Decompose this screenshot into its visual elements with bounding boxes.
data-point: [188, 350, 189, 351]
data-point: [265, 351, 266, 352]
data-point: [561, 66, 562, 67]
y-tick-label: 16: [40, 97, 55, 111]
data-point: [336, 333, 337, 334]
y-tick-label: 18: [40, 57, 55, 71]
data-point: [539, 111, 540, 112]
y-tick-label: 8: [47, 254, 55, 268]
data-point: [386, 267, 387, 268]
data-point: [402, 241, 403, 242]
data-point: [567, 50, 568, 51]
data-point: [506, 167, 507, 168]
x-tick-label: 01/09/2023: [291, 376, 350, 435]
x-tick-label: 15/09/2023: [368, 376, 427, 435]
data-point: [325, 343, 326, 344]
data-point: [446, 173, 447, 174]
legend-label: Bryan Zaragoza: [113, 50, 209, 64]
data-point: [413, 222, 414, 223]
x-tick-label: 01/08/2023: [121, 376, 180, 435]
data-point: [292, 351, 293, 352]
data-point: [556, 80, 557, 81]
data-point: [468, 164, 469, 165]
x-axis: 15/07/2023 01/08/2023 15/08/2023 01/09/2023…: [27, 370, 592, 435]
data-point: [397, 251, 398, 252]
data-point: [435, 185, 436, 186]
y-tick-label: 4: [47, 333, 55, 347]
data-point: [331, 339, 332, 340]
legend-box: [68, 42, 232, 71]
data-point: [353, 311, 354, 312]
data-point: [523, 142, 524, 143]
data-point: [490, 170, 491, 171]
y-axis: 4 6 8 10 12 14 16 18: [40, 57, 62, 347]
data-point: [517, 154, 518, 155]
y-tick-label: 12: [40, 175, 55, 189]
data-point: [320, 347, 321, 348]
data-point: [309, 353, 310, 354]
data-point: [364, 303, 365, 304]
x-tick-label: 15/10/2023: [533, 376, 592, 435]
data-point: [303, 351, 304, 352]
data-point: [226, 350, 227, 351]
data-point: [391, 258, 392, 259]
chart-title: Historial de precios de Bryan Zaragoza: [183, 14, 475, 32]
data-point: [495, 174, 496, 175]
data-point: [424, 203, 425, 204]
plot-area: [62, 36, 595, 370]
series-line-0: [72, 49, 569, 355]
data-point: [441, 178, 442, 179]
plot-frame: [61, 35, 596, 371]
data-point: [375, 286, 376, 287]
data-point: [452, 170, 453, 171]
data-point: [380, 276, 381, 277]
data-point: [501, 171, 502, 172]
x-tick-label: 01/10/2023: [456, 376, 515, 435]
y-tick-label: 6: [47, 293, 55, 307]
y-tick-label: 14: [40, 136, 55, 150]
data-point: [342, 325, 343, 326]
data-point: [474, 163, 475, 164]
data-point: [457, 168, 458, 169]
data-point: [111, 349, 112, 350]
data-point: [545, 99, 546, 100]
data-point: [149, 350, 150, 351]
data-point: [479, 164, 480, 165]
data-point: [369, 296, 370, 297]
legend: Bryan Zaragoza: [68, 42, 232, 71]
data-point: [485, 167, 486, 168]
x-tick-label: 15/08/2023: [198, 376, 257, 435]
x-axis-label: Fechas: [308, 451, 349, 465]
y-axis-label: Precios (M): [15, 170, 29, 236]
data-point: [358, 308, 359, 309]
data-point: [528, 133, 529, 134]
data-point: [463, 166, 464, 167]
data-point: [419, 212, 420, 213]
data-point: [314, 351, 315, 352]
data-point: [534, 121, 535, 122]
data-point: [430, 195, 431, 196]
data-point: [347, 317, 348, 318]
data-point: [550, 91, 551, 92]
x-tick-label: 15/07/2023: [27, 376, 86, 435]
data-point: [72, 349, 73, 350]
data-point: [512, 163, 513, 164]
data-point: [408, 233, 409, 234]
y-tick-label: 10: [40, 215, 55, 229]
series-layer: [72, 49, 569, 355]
════
__Task statement__
Format every line of the items above as a Markdown table with the columns Row and Line. Number the rows and leave out any blank lines.

__Result below__
| Row | Line |
|---|---|
| 1 | Decompose this screenshot into its visual elements with bounding boxes. |
| 2 | data-point: [188, 350, 189, 351] |
| 3 | data-point: [265, 351, 266, 352] |
| 4 | data-point: [561, 66, 562, 67] |
| 5 | y-tick-label: 16: [40, 97, 55, 111] |
| 6 | data-point: [336, 333, 337, 334] |
| 7 | y-tick-label: 18: [40, 57, 55, 71] |
| 8 | data-point: [539, 111, 540, 112] |
| 9 | y-tick-label: 8: [47, 254, 55, 268] |
| 10 | data-point: [386, 267, 387, 268] |
| 11 | data-point: [402, 241, 403, 242] |
| 12 | data-point: [567, 50, 568, 51] |
| 13 | data-point: [506, 167, 507, 168] |
| 14 | x-tick-label: 01/09/2023: [291, 376, 350, 435] |
| 15 | x-tick-label: 15/09/2023: [368, 376, 427, 435] |
| 16 | data-point: [325, 343, 326, 344] |
| 17 | data-point: [446, 173, 447, 174] |
| 18 | legend-label: Bryan Zaragoza: [113, 50, 209, 64] |
| 19 | data-point: [413, 222, 414, 223] |
| 20 | x-tick-label: 01/08/2023: [121, 376, 180, 435] |
| 21 | data-point: [292, 351, 293, 352] |
| 22 | data-point: [556, 80, 557, 81] |
| 23 | data-point: [468, 164, 469, 165] |
| 24 | x-axis: 15/07/2023 01/08/2023 15/08/2023 01/09/2023…: [27, 370, 592, 435] |
| 25 | data-point: [397, 251, 398, 252] |
| 26 | data-point: [435, 185, 436, 186] |
| 27 | y-tick-label: 4: [47, 333, 55, 347] |
| 28 | data-point: [331, 339, 332, 340] |
| 29 | legend-box: [68, 42, 232, 71] |
| 30 | data-point: [353, 311, 354, 312] |
| 31 | data-point: [523, 142, 524, 143] |
| 32 | data-point: [490, 170, 491, 171] |
| 33 | y-axis: 4 6 8 10 12 14 16 18: [40, 57, 62, 347] |
| 34 | data-point: [517, 154, 518, 155] |
| 35 | y-tick-label: 12: [40, 175, 55, 189] |
| 36 | data-point: [320, 347, 321, 348] |
| 37 | data-point: [309, 353, 310, 354] |
| 38 | data-point: [364, 303, 365, 304] |
| 39 | x-tick-label: 15/10/2023: [533, 376, 592, 435] |
| 40 | data-point: [303, 351, 304, 352] |
| 41 | data-point: [226, 350, 227, 351] |
| 42 | data-point: [391, 258, 392, 259] |
| 43 | chart-title: Historial de precios de Bryan Zaragoza: [183, 14, 475, 32] |
| 44 | data-point: [495, 174, 496, 175] |
| 45 | data-point: [424, 203, 425, 204] |
| 46 | plot-area: [62, 36, 595, 370] |
| 47 | series-line-0: [72, 49, 569, 355] |
| 48 | data-point: [441, 178, 442, 179] |
| 49 | plot-frame: [61, 35, 596, 371] |
| 50 | data-point: [375, 286, 376, 287] |
| 51 | data-point: [452, 170, 453, 171] |
| 52 | data-point: [380, 276, 381, 277] |
| 53 | data-point: [501, 171, 502, 172] |
| 54 | x-tick-label: 01/10/2023: [456, 376, 515, 435] |
| 55 | y-tick-label: 6: [47, 293, 55, 307] |
| 56 | y-tick-label: 14: [40, 136, 55, 150] |
| 57 | data-point: [342, 325, 343, 326] |
| 58 | data-point: [474, 163, 475, 164] |
| 59 | data-point: [457, 168, 458, 169] |
| 60 | data-point: [111, 349, 112, 350] |
| 61 | data-point: [545, 99, 546, 100] |
| 62 | data-point: [149, 350, 150, 351] |
| 63 | data-point: [479, 164, 480, 165] |
| 64 | data-point: [369, 296, 370, 297] |
| 65 | legend: Bryan Zaragoza: [68, 42, 232, 71] |
| 66 | data-point: [485, 167, 486, 168] |
| 67 | x-tick-label: 15/08/2023: [198, 376, 257, 435] |
| 68 | x-axis-label: Fechas: [308, 451, 349, 465] |
| 69 | y-axis-label: Precios (M): [15, 170, 29, 236] |
| 70 | data-point: [358, 308, 359, 309] |
| 71 | data-point: [528, 133, 529, 134] |
| 72 | data-point: [463, 166, 464, 167] |
| 73 | data-point: [419, 212, 420, 213] |
| 74 | data-point: [314, 351, 315, 352] |
| 75 | data-point: [534, 121, 535, 122] |
| 76 | data-point: [430, 195, 431, 196] |
| 77 | data-point: [347, 317, 348, 318] |
| 78 | data-point: [550, 91, 551, 92] |
| 79 | x-tick-label: 15/07/2023: [27, 376, 86, 435] |
| 80 | data-point: [72, 349, 73, 350] |
| 81 | data-point: [512, 163, 513, 164] |
| 82 | data-point: [408, 233, 409, 234] |
| 83 | y-tick-label: 10: [40, 215, 55, 229] |
| 84 | series-layer: [72, 49, 569, 355] |